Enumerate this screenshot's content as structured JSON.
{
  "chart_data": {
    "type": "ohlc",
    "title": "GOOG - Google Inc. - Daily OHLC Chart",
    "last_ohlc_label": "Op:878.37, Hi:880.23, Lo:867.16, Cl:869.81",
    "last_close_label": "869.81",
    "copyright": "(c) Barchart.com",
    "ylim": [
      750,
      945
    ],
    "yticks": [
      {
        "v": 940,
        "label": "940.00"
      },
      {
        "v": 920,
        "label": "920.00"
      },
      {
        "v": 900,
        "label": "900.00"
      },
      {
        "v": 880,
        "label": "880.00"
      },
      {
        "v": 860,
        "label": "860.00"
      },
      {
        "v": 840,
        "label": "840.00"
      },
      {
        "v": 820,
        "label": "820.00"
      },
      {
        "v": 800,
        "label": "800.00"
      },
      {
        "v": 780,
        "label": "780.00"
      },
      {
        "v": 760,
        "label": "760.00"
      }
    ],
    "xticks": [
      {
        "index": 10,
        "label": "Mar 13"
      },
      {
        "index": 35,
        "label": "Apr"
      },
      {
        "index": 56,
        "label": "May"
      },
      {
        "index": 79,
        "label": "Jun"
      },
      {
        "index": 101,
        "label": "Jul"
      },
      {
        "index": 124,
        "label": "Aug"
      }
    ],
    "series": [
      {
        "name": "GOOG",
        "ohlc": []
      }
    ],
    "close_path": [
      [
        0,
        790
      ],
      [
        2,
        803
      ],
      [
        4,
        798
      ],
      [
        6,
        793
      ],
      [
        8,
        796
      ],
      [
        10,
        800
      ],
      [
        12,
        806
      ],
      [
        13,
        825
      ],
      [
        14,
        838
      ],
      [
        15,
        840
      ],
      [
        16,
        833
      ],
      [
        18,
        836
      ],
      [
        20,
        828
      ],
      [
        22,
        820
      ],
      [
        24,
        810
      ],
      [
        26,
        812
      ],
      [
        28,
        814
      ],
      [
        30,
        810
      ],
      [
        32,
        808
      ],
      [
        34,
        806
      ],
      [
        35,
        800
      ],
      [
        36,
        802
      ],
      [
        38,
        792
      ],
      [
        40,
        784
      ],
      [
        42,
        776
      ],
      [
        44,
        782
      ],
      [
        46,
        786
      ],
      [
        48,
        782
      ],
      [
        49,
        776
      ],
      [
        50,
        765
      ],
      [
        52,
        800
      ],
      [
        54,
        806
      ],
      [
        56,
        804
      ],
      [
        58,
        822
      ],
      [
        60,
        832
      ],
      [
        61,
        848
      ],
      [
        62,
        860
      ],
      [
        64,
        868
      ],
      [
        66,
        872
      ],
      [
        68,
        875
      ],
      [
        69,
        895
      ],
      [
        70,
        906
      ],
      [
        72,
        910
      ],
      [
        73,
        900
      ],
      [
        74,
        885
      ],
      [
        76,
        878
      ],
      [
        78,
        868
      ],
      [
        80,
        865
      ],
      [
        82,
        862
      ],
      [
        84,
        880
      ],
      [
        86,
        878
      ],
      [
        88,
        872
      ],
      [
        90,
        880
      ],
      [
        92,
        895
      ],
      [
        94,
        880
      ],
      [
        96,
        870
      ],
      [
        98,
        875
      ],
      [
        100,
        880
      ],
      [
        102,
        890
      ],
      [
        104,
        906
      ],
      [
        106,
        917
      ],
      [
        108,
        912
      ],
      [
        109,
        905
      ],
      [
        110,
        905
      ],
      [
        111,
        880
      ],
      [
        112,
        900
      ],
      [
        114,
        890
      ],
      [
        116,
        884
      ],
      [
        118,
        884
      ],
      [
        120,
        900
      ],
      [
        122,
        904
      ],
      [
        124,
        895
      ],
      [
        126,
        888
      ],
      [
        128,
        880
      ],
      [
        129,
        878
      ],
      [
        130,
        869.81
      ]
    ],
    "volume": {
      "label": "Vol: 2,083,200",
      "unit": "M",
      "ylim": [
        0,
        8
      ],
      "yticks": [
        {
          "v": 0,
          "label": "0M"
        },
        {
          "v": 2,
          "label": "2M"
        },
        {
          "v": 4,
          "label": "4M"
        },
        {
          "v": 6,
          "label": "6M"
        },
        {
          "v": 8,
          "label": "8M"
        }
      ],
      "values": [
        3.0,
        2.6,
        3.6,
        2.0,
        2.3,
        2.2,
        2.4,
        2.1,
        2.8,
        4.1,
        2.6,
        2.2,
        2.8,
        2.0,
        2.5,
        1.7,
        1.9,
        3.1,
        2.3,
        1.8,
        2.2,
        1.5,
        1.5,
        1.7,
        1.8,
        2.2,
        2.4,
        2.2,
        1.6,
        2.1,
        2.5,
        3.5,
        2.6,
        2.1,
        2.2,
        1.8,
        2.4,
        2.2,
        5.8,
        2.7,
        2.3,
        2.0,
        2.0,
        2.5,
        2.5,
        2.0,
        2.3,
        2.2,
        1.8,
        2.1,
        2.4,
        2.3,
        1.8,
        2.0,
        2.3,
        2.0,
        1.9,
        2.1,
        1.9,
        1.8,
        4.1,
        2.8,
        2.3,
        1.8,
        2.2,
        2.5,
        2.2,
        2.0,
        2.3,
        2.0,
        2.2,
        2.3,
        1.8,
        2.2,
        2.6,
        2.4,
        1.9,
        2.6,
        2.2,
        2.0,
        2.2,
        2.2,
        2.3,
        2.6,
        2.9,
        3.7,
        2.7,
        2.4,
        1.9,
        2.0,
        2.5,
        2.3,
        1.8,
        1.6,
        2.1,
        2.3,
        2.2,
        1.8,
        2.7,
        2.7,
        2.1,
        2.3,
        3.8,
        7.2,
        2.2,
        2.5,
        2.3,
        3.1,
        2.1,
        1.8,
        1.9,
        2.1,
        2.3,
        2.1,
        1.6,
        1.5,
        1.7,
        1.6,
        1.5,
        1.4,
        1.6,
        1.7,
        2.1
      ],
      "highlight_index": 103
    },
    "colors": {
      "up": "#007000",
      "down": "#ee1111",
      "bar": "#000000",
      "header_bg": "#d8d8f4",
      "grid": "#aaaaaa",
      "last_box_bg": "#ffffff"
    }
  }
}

============================================================

> **REQUIRED WORK**
Transcribe each entry precisely, missing none.

> **RESPONSE TO THE EXERCISE**
Enumerate this screenshot's content as structured JSON.
{
  "chart_data": {
    "type": "ohlc",
    "title": "GOOG - Google Inc. - Daily OHLC Chart",
    "last_ohlc_label": "Op:878.37, Hi:880.23, Lo:867.16, Cl:869.81",
    "last_close_label": "869.81",
    "copyright": "(c) Barchart.com",
    "ylim": [
      750,
      945
    ],
    "yticks": [
      {
        "v": 940,
        "label": "940.00"
      },
      {
        "v": 920,
        "label": "920.00"
      },
      {
        "v": 900,
        "label": "900.00"
      },
      {
        "v": 880,
        "label": "880.00"
      },
      {
        "v": 860,
        "label": "860.00"
      },
      {
        "v": 840,
        "label": "840.00"
      },
      {
        "v": 820,
        "label": "820.00"
      },
      {
        "v": 800,
        "label": "800.00"
      },
      {
        "v": 780,
        "label": "780.00"
      },
      {
        "v": 760,
        "label": "760.00"
      }
    ],
    "xticks": [
      {
        "index": 10,
        "label": "Mar 13"
      },
      {
        "index": 35,
        "label": "Apr"
      },
      {
        "index": 56,
        "label": "May"
      },
      {
        "index": 79,
        "label": "Jun"
      },
      {
        "index": 101,
        "label": "Jul"
      },
      {
        "index": 124,
        "label": "Aug"
      }
    ],
    "series": [
      {
        "name": "GOOG",
        "ohlc": []
      }
    ],
    "close_path": [
      [
        0,
        790
      ],
      [
        2,
        803
      ],
      [
        4,
        798
      ],
      [
        6,
        793
      ],
      [
        8,
        796
      ],
      [
        10,
        800
      ],
      [
        12,
        806
      ],
      [
        13,
        825
      ],
      [
        14,
        838
      ],
      [
        15,
        840
      ],
      [
        16,
        833
      ],
      [
        18,
        836
      ],
      [
        20,
        828
      ],
      [
        22,
        820
      ],
      [
        24,
        810
      ],
      [
        26,
        812
      ],
      [
        28,
        814
      ],
      [
        30,
        810
      ],
      [
        32,
        808
      ],
      [
        34,
        806
      ],
      [
        35,
        800
      ],
      [
        36,
        802
      ],
      [
        38,
        792
      ],
      [
        40,
        784
      ],
      [
        42,
        776
      ],
      [
        44,
        782
      ],
      [
        46,
        786
      ],
      [
        48,
        782
      ],
      [
        49,
        776
      ],
      [
        50,
        765
      ],
      [
        52,
        800
      ],
      [
        54,
        806
      ],
      [
        56,
        804
      ],
      [
        58,
        822
      ],
      [
        60,
        832
      ],
      [
        61,
        848
      ],
      [
        62,
        860
      ],
      [
        64,
        868
      ],
      [
        66,
        872
      ],
      [
        68,
        875
      ],
      [
        69,
        895
      ],
      [
        70,
        906
      ],
      [
        72,
        910
      ],
      [
        73,
        900
      ],
      [
        74,
        885
      ],
      [
        76,
        878
      ],
      [
        78,
        868
      ],
      [
        80,
        865
      ],
      [
        82,
        862
      ],
      [
        84,
        880
      ],
      [
        86,
        878
      ],
      [
        88,
        872
      ],
      [
        90,
        880
      ],
      [
        92,
        895
      ],
      [
        94,
        880
      ],
      [
        96,
        870
      ],
      [
        98,
        875
      ],
      [
        100,
        880
      ],
      [
        102,
        890
      ],
      [
        104,
        906
      ],
      [
        106,
        917
      ],
      [
        108,
        912
      ],
      [
        109,
        905
      ],
      [
        110,
        905
      ],
      [
        111,
        880
      ],
      [
        112,
        900
      ],
      [
        114,
        890
      ],
      [
        116,
        884
      ],
      [
        118,
        884
      ],
      [
        120,
        900
      ],
      [
        122,
        904
      ],
      [
        124,
        895
      ],
      [
        126,
        888
      ],
      [
        128,
        880
      ],
      [
        129,
        878
      ],
      [
        130,
        869.81
      ]
    ],
    "volume": {
      "label": "Vol: 2,083,200",
      "unit": "M",
      "ylim": [
        0,
        8
      ],
      "yticks": [
        {
          "v": 0,
          "label": "0M"
        },
        {
          "v": 2,
          "label": "2M"
        },
        {
          "v": 4,
          "label": "4M"
        },
        {
          "v": 6,
          "label": "6M"
        },
        {
          "v": 8,
          "label": "8M"
        }
      ],
      "values": [
        3.0,
        2.6,
        3.6,
        2.0,
        2.3,
        2.2,
        2.4,
        2.1,
        2.8,
        4.1,
        2.6,
        2.2,
        2.8,
        2.0,
        2.5,
        1.7,
        1.9,
        3.1,
        2.3,
        1.8,
        2.2,
        1.5,
        1.5,
        1.7,
        1.8,
        2.2,
        2.4,
        2.2,
        1.6,
        2.1,
        2.5,
        3.5,
        2.6,
        2.1,
        2.2,
        1.8,
        2.4,
        2.2,
        5.8,
        2.7,
        2.3,
        2.0,
        2.0,
        2.5,
        2.5,
        2.0,
        2.3,
        2.2,
        1.8,
        2.1,
        2.4,
        2.3,
        1.8,
        2.0,
        2.3,
        2.0,
        1.9,
        2.1,
        1.9,
        1.8,
        4.1,
        2.8,
        2.3,
        1.8,
        2.2,
        2.5,
        2.2,
        2.0,
        2.3,
        2.0,
        2.2,
        2.3,
        1.8,
        2.2,
        2.6,
        2.4,
        1.9,
        2.6,
        2.2,
        2.0,
        2.2,
        2.2,
        2.3,
        2.6,
        2.9,
        3.7,
        2.7,
        2.4,
        1.9,
        2.0,
        2.5,
        2.3,
        1.8,
        1.6,
        2.1,
        2.3,
        2.2,
        1.8,
        2.7,
        2.7,
        2.1,
        2.3,
        3.8,
        7.2,
        2.2,
        2.5,
        2.3,
        3.1,
        2.1,
        1.8,
        1.9,
        2.1,
        2.3,
        2.1,
        1.6,
        1.5,
        1.7,
        1.6,
        1.5,
        1.4,
        1.6,
        1.7,
        2.1
      ],
      "highlight_index": 103
    },
    "colors": {
      "up": "#007000",
      "down": "#ee1111",
      "bar": "#000000",
      "header_bg": "#d8d8f4",
      "grid": "#aaaaaa",
      "last_box_bg": "#ffffff"
    }
  }
}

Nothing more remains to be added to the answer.